----- Texto de página

Relato de un asesino confeso

Hombre con gafas y gorra fumando en la penumbra
Foto por Neil Moralee
En mi casa no hay cucarachas. Y si para su desgracia, con alguna me encontré en cierta ocasión, no tardé en darle caza y finiquitar sus planteamientos más existenciales. Pobre... No le di tregua ni siquiera para un breve funeral. Bajé luego a comprar veneno en la tienda de los chinos, por si acaso alguno de sus parientes cercanos tenía la feliz idea de adentrarse en mis dominios. No sé por qué, aborrecemos tanto a estos aminalejos de inquietas antenas y pendoneo nocturno. Será, supongo, porque no podemos evitar que nos repela sobremanera su fealdad.

----------
----- Datos sin procesar

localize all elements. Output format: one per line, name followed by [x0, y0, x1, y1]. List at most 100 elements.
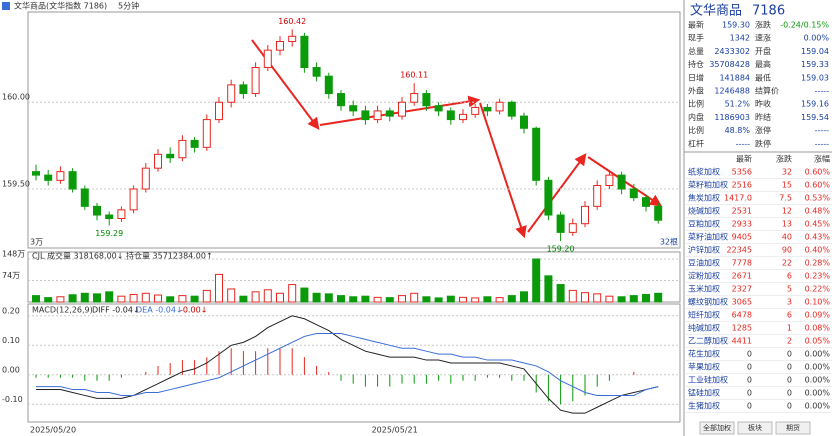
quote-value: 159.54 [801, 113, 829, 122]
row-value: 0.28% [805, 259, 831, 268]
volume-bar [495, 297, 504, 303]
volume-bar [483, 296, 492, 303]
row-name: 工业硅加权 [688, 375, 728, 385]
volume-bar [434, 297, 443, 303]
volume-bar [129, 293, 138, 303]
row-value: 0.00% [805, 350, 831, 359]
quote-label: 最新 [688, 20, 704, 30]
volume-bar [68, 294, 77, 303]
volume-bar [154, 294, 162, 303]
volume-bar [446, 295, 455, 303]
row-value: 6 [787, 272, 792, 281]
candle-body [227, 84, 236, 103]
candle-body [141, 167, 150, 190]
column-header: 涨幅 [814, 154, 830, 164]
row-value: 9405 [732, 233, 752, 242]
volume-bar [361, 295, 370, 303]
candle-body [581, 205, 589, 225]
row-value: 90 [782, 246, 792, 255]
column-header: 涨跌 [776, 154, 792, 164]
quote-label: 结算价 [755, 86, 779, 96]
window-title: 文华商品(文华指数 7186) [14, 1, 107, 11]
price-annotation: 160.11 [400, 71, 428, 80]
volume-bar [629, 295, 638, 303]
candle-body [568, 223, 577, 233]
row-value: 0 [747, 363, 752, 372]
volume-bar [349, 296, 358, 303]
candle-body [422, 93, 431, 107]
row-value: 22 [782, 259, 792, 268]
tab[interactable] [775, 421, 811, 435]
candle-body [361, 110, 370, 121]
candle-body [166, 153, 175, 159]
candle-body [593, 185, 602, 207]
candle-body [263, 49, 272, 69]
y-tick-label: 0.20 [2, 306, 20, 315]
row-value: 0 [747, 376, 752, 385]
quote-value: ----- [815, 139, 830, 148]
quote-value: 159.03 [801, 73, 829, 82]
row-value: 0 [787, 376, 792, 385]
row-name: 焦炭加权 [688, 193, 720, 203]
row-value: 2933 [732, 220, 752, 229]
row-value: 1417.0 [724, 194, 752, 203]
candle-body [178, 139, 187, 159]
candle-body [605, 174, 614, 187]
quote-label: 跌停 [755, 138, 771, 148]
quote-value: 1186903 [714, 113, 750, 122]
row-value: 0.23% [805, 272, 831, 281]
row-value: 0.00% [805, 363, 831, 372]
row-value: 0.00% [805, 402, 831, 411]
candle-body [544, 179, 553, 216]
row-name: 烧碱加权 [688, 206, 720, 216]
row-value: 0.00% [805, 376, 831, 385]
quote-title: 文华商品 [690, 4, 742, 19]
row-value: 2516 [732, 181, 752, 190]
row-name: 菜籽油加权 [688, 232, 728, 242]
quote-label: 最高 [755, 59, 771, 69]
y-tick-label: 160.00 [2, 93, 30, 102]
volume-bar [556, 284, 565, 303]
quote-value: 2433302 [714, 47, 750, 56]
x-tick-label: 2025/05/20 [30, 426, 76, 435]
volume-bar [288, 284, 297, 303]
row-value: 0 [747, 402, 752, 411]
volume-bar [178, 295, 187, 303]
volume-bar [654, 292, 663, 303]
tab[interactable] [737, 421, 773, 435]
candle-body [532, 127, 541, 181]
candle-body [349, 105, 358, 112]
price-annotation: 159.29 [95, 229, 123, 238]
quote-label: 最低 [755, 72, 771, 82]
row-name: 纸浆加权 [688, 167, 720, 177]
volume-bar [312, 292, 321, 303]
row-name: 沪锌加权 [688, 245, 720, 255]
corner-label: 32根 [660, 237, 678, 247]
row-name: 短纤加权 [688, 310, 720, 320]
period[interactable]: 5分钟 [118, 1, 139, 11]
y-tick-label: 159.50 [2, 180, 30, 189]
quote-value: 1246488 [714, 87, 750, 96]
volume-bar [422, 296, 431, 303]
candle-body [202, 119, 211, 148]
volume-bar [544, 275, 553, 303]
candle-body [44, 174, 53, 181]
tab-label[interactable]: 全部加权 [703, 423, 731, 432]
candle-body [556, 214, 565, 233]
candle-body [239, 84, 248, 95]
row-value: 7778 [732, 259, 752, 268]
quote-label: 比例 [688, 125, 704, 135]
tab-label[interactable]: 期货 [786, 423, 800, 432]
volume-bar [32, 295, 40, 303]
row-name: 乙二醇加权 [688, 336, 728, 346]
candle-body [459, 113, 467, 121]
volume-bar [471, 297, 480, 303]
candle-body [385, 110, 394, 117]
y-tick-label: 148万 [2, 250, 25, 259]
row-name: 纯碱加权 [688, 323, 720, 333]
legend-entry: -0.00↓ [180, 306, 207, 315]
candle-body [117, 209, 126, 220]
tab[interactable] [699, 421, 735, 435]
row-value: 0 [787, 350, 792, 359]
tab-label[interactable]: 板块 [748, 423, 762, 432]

----------
----- Datos sin procesar

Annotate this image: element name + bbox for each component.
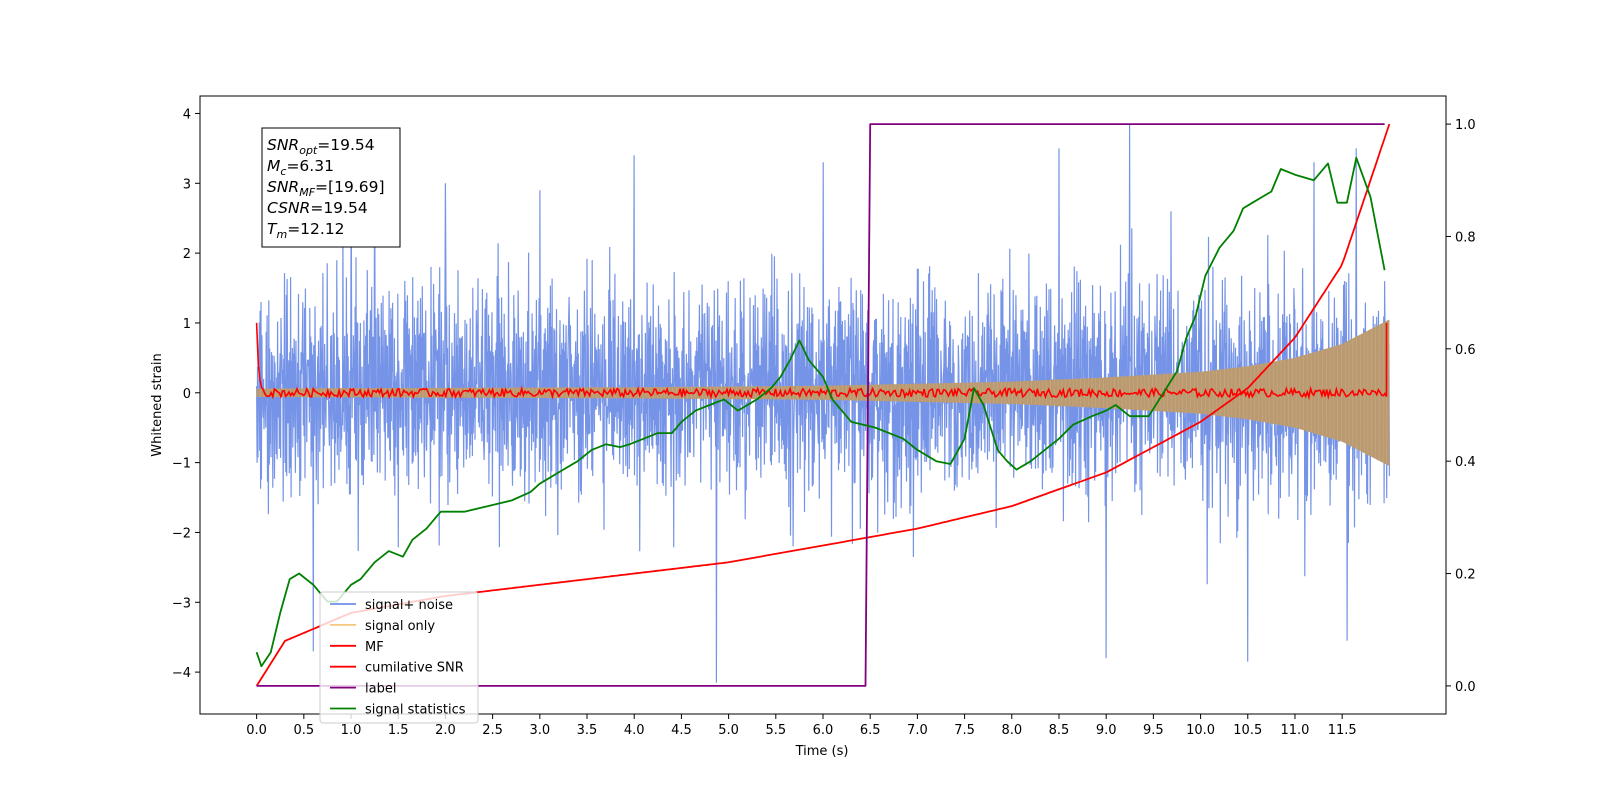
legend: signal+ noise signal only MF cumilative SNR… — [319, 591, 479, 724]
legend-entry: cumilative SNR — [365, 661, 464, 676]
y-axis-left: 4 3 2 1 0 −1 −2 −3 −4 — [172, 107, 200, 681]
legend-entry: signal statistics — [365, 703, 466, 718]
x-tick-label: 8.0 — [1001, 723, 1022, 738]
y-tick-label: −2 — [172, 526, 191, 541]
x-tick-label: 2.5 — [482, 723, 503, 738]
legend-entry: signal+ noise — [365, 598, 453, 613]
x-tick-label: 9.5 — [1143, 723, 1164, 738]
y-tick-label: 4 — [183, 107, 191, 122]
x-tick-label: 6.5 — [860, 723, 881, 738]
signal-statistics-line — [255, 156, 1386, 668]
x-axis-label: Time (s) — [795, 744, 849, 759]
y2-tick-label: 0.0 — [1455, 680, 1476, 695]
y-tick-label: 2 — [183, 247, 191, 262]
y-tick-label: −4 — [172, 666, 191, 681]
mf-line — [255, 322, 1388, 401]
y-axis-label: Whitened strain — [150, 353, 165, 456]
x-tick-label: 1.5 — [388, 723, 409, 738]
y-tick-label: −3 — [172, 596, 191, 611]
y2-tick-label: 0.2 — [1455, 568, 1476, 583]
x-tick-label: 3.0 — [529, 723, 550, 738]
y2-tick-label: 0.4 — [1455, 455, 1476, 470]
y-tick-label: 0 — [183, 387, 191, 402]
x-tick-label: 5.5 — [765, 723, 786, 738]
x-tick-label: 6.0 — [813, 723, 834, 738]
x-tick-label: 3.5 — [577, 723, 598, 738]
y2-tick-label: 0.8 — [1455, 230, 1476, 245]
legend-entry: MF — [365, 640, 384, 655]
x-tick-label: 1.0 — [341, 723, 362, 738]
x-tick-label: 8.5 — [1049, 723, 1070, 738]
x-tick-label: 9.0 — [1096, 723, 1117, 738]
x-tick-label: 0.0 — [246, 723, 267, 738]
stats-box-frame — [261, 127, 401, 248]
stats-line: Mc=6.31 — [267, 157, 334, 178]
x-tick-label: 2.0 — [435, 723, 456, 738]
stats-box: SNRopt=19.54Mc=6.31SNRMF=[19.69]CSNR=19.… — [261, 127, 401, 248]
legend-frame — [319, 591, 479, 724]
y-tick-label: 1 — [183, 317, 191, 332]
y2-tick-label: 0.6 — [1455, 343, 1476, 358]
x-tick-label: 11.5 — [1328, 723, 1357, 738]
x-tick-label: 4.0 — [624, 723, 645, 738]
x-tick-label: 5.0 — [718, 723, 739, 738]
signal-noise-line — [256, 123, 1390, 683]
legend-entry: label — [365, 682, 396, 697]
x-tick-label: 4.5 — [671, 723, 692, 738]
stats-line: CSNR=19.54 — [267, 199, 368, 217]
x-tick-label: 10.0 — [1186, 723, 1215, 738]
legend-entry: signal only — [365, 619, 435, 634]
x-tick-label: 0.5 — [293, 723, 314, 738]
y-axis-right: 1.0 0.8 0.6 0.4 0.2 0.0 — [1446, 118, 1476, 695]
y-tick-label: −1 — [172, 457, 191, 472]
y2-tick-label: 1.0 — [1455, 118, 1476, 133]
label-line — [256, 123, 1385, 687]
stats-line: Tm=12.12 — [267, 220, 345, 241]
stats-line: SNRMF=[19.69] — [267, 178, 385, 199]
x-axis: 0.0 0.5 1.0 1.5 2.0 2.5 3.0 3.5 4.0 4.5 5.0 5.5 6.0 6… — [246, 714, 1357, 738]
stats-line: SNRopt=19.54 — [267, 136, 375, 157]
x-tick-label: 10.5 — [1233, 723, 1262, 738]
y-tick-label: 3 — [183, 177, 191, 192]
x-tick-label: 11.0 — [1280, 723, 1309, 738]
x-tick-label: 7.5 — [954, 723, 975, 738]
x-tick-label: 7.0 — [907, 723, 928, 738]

----------
----- Datos sin procesar

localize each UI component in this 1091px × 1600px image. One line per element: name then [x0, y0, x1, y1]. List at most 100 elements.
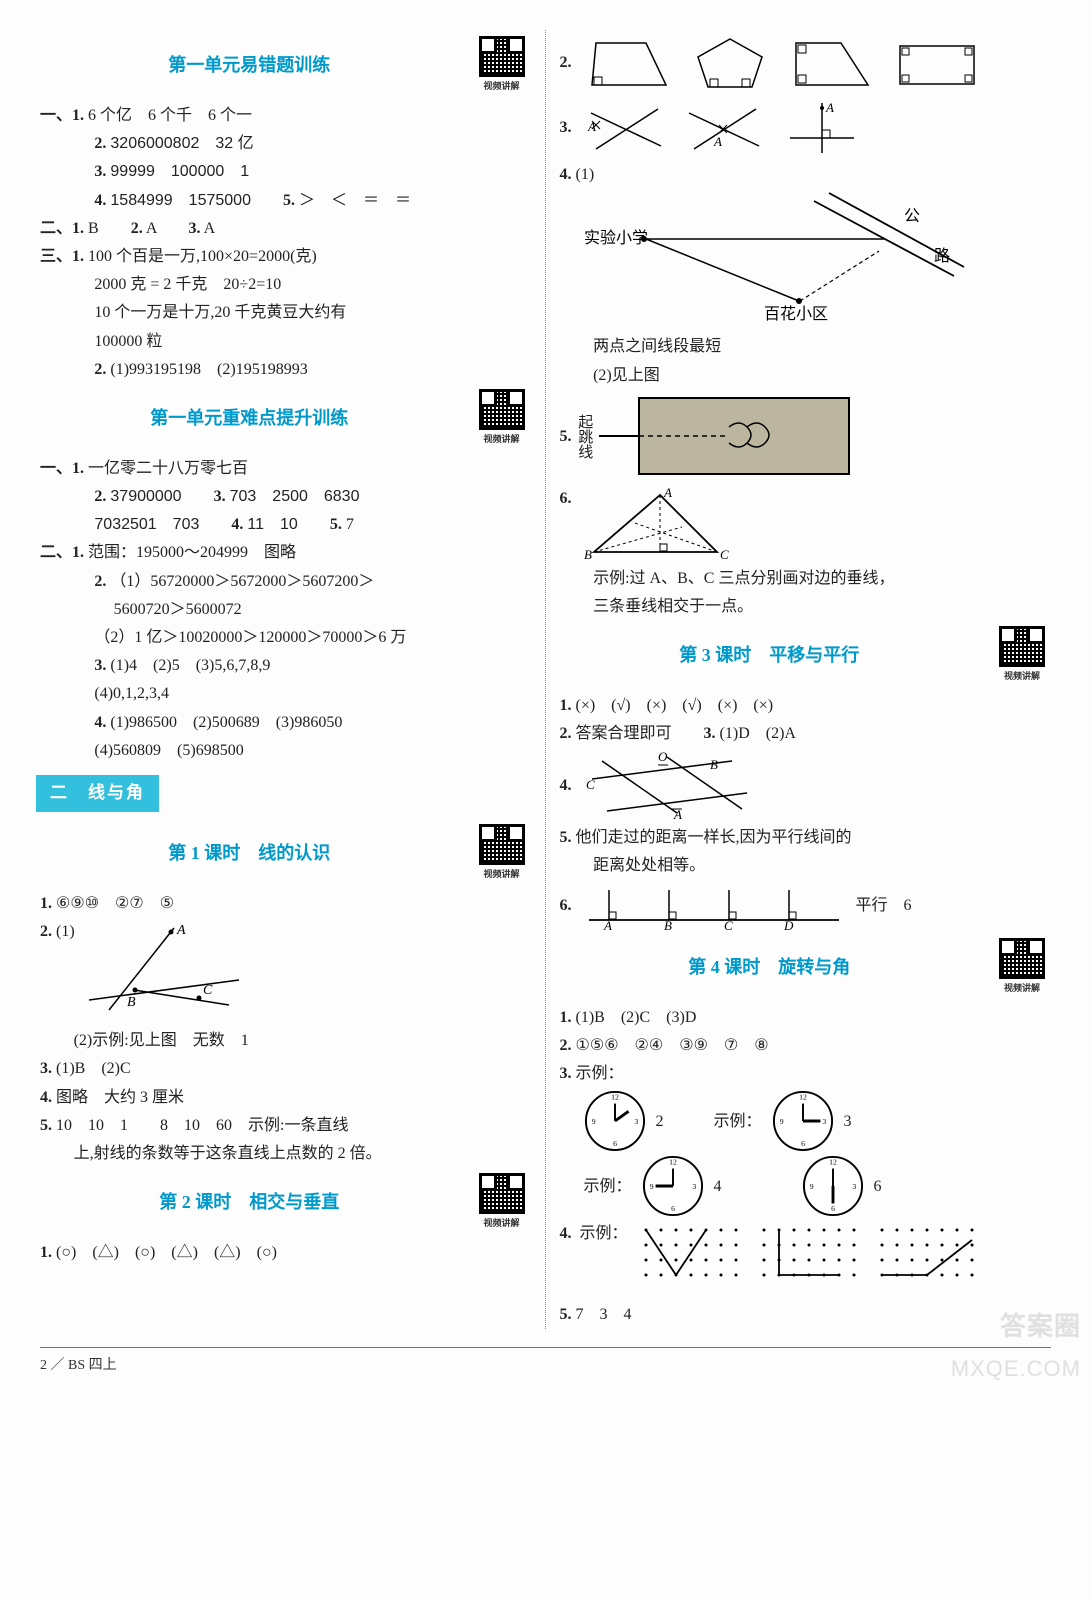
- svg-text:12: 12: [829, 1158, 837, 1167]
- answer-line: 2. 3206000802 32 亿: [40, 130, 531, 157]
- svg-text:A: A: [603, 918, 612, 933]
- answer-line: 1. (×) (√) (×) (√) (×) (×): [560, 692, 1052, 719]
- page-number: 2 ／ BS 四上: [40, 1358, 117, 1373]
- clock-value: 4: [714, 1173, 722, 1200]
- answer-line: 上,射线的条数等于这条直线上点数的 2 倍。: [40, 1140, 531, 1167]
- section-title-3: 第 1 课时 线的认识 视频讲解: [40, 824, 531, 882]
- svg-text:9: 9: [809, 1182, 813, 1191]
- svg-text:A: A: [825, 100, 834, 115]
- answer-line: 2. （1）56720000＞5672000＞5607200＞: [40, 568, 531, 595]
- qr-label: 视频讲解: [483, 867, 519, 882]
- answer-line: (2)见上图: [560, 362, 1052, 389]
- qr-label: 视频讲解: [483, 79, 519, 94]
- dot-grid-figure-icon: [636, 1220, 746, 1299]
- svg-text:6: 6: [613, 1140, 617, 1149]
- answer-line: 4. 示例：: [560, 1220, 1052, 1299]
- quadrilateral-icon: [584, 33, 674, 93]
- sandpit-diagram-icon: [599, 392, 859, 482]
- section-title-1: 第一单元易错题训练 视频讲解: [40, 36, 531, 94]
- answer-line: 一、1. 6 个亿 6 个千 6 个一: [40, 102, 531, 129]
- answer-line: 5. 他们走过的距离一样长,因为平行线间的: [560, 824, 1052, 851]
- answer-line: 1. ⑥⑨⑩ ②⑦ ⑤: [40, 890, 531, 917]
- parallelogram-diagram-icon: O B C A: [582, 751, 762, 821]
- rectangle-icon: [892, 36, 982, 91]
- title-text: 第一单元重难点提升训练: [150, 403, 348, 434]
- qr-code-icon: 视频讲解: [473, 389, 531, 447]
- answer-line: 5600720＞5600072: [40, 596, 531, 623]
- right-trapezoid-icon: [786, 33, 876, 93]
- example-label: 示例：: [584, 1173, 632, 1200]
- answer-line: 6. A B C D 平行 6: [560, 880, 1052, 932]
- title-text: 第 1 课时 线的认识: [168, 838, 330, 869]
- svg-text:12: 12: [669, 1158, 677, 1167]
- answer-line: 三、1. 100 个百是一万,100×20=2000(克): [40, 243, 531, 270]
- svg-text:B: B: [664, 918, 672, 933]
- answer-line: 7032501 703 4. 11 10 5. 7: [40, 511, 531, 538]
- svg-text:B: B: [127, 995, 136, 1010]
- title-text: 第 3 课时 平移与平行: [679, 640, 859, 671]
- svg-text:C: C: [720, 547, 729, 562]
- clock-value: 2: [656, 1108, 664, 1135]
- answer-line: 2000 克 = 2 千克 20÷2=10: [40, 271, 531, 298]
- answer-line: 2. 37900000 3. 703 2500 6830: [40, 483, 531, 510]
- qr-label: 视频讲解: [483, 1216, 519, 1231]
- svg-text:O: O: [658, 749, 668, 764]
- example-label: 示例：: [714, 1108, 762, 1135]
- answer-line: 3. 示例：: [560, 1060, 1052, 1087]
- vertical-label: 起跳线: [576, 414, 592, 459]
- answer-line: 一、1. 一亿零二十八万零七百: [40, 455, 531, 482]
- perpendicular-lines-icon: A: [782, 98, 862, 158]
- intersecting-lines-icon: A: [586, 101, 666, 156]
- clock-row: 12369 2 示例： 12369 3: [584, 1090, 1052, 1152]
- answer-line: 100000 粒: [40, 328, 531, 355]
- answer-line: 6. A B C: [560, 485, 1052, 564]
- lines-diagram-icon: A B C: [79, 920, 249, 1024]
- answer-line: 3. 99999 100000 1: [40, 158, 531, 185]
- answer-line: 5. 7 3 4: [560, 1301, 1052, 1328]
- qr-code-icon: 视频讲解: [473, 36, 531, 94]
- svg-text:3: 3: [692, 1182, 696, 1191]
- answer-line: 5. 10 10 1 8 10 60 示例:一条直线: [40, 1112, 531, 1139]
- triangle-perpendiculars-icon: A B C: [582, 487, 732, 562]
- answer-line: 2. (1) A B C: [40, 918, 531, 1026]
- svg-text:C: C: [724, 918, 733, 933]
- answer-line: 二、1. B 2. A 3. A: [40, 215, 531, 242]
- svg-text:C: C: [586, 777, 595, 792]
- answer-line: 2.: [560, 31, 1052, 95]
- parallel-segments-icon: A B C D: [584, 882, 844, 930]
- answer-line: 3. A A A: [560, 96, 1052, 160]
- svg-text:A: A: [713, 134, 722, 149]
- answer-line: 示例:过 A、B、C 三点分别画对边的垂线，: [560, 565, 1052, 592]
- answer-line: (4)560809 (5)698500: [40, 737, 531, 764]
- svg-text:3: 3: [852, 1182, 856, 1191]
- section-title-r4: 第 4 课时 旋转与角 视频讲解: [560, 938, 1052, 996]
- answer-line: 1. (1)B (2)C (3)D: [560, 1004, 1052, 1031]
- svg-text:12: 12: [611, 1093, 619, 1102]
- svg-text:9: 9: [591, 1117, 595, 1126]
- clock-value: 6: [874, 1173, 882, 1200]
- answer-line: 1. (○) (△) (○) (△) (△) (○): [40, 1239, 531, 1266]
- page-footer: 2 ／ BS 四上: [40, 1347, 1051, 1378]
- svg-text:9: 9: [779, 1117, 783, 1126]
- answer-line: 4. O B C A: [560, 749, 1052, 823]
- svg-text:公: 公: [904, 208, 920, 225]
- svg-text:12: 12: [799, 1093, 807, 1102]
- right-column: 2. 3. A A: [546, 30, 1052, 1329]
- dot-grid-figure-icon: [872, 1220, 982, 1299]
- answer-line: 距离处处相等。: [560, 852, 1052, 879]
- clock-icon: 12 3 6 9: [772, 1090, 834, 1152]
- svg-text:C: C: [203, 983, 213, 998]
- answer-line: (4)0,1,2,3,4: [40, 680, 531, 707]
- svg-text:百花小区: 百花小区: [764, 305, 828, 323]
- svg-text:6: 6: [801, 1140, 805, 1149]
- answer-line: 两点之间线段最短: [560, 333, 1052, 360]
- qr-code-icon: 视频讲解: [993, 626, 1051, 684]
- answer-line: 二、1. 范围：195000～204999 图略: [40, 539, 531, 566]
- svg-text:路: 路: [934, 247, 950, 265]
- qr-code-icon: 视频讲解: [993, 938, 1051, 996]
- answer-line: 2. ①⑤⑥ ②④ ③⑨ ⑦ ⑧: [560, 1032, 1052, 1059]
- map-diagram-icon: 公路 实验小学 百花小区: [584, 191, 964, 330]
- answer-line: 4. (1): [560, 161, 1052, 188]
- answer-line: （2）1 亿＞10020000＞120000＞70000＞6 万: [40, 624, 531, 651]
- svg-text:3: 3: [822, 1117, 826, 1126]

----------

• Tarea asignada: Prolonga el relato sobre las cucarachas a partir de su última oración.

• Respuesta escrita:
Por el contrario, no es extraño que me cruce, por el pasillo o las habitaciones, con alguna araña de vez en cuando. Desconozco por qué consideran mi hogar un lugar interesante para venirse a vivir, como si esto fuera su particular Benidorm. Será por la adustez de cementerio que se respira en mi casa, y mi carácter un tanto solitario y yermo. Pese a mi esquiva manera de ser, tarde o temprano acabo sorprendiendo a alguna araña asomando su cabecita desde un hoyuelo de la pared, o esperando pacientemente, junto a su telar acumula-polvo, la llegada de una mosquita distraída que le ayude a salvar el fin de mes. Sin embargo, suelo ser indulgente con esa incorregible actitud que tienen las arañas de tejer telas por todas partes. Empatizo con ellas, que diría un psicólogo buenrrollista, aunque, eso sí, intento siempre atraparlas. Las hostigo y transporto con un folio o bolígrafo hasta la terraza trasera de mi casa, para liberarlas después por la ventana, la que da al patio particular de los vecinos de abajo. Aunque el patio está techado, igual las arañas encuentran un hueco para colarse en casa de los vecinos. Elimino así mi problema, vaya, aunque se lo transfiero a ellos. Pero como esto no es más que una posibilidad, puedo conciliar el sueño sin demasiados sobresaltos.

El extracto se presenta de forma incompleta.